## AIM OF THE EXERCISE
Lines holding the string "obrazovka" are the ones to copy; find them all in the data.

## DATA FOR THIS EXERCISE
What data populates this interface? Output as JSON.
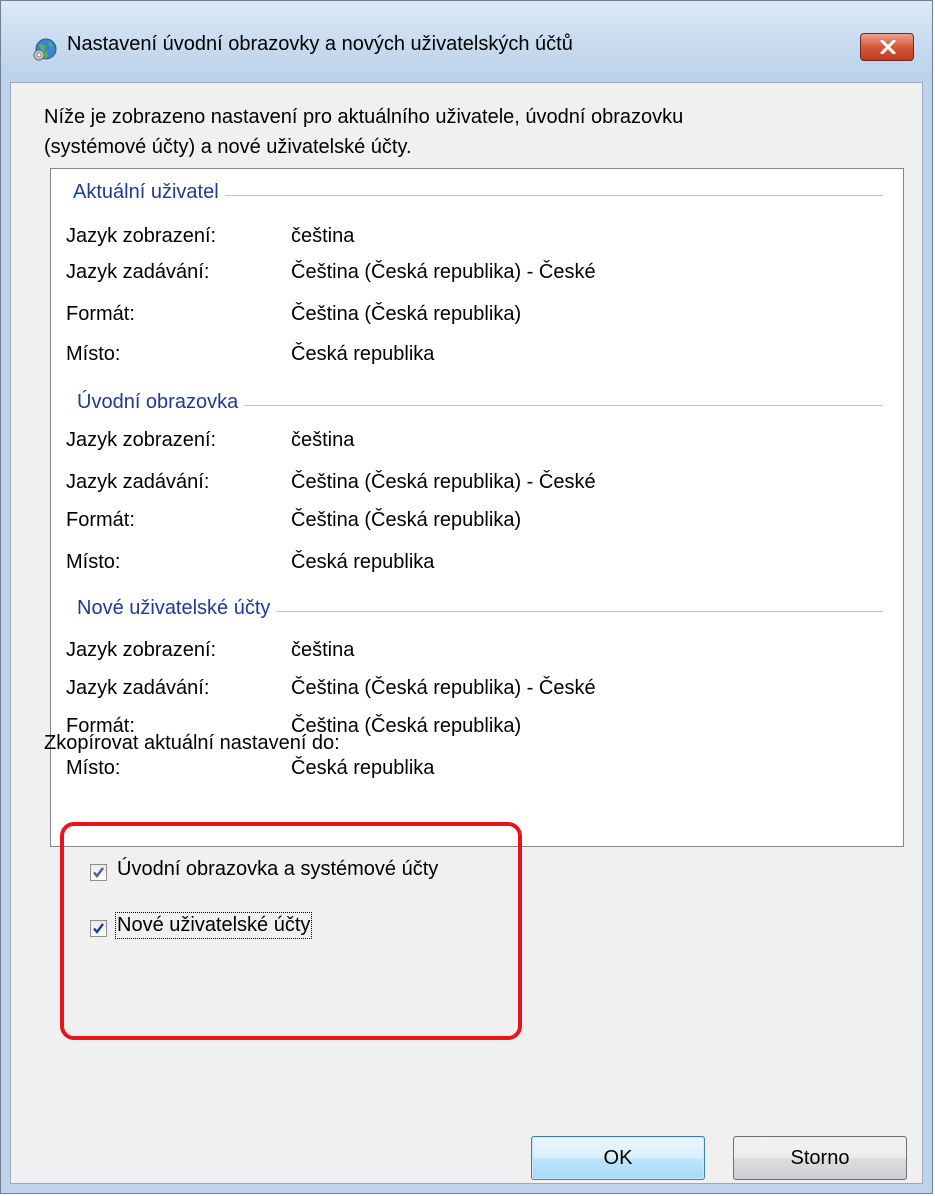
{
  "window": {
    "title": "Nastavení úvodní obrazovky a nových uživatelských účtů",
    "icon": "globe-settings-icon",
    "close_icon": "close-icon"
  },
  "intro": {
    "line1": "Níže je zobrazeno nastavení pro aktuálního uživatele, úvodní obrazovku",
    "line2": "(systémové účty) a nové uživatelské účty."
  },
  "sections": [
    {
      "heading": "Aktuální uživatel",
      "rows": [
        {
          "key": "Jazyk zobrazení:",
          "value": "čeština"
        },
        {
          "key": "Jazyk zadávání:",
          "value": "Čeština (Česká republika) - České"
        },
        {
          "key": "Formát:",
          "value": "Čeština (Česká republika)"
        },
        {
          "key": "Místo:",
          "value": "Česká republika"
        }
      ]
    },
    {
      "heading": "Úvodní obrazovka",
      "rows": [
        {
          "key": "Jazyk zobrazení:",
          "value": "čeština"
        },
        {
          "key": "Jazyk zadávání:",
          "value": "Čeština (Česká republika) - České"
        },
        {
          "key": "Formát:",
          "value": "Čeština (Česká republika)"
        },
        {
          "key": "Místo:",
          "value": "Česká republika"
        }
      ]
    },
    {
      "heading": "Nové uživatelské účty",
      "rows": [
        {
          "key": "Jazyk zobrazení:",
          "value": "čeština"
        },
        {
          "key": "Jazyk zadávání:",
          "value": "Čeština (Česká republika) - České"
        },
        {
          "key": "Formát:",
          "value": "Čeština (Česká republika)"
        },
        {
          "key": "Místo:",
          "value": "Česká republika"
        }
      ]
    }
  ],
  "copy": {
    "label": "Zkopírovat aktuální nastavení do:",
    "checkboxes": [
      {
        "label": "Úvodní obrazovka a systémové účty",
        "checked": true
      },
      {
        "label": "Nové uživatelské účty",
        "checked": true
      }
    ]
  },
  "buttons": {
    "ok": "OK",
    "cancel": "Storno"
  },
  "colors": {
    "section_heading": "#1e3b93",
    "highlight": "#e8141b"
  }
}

* * *

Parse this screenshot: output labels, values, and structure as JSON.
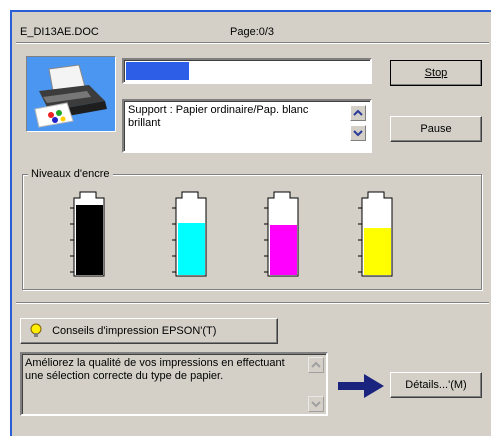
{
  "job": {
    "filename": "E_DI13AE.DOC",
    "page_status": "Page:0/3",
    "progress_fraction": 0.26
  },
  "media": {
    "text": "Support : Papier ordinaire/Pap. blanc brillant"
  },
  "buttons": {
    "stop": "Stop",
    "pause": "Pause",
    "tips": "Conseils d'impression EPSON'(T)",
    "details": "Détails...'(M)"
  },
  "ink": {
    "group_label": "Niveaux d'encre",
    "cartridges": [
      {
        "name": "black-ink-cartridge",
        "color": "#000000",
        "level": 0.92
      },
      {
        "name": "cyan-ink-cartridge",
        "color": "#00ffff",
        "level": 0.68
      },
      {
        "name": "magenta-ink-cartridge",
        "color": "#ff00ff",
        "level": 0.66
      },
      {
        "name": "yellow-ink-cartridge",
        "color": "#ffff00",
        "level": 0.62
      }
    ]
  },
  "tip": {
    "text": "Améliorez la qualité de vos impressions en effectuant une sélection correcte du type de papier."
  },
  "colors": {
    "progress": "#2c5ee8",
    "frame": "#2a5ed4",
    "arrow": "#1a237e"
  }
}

## FULL ANSWER
      "heading": "Úvodní obrazovka",
        "label": "Úvodní obrazovka a systémové účty",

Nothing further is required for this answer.